(Web page and app entries)

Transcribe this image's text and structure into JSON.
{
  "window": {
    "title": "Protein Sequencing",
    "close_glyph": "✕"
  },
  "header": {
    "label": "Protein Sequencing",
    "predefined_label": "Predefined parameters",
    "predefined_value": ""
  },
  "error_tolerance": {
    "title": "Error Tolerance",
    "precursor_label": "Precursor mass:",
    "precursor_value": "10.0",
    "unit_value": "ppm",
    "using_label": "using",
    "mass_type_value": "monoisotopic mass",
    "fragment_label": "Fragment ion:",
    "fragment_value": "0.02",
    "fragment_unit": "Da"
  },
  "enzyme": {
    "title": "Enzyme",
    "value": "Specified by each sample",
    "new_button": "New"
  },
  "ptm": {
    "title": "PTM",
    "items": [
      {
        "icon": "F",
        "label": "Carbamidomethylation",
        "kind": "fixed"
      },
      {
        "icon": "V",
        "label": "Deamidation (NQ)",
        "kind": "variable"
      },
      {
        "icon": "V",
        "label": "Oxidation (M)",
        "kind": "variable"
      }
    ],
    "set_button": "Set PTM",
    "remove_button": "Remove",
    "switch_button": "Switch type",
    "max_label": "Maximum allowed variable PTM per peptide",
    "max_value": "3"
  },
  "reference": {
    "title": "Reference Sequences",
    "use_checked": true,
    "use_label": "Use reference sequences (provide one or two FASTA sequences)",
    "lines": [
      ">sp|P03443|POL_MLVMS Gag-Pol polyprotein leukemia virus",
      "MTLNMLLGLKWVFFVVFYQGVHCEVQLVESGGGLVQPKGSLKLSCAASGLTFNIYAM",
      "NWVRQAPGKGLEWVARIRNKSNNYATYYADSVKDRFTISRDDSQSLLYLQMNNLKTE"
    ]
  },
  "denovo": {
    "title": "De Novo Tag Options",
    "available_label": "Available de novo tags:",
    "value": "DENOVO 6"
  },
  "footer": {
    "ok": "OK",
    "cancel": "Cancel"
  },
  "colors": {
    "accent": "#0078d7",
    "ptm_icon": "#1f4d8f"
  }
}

Your task =>
Exact duplication of all the data above is expected.

Exercise output =>
Transcribe this image's text and structure into JSON.
{
  "window": {
    "title": "Protein Sequencing",
    "close_glyph": "✕"
  },
  "header": {
    "label": "Protein Sequencing",
    "predefined_label": "Predefined parameters",
    "predefined_value": ""
  },
  "error_tolerance": {
    "title": "Error Tolerance",
    "precursor_label": "Precursor mass:",
    "precursor_value": "10.0",
    "unit_value": "ppm",
    "using_label": "using",
    "mass_type_value": "monoisotopic mass",
    "fragment_label": "Fragment ion:",
    "fragment_value": "0.02",
    "fragment_unit": "Da"
  },
  "enzyme": {
    "title": "Enzyme",
    "value": "Specified by each sample",
    "new_button": "New"
  },
  "ptm": {
    "title": "PTM",
    "items": [
      {
        "icon": "F",
        "label": "Carbamidomethylation",
        "kind": "fixed"
      },
      {
        "icon": "V",
        "label": "Deamidation (NQ)",
        "kind": "variable"
      },
      {
        "icon": "V",
        "label": "Oxidation (M)",
        "kind": "variable"
      }
    ],
    "set_button": "Set PTM",
    "remove_button": "Remove",
    "switch_button": "Switch type",
    "max_label": "Maximum allowed variable PTM per peptide",
    "max_value": "3"
  },
  "reference": {
    "title": "Reference Sequences",
    "use_checked": true,
    "use_label": "Use reference sequences (provide one or two FASTA sequences)",
    "lines": [
      ">sp|P03443|POL_MLVMS Gag-Pol polyprotein leukemia virus",
      "MTLNMLLGLKWVFFVVFYQGVHCEVQLVESGGGLVQPKGSLKLSCAASGLTFNIYAM",
      "NWVRQAPGKGLEWVARIRNKSNNYATYYADSVKDRFTISRDDSQSLLYLQMNNLKTE"
    ]
  },
  "denovo": {
    "title": "De Novo Tag Options",
    "available_label": "Available de novo tags:",
    "value": "DENOVO 6"
  },
  "footer": {
    "ok": "OK",
    "cancel": "Cancel"
  },
  "colors": {
    "accent": "#0078d7",
    "ptm_icon": "#1f4d8f"
  }
}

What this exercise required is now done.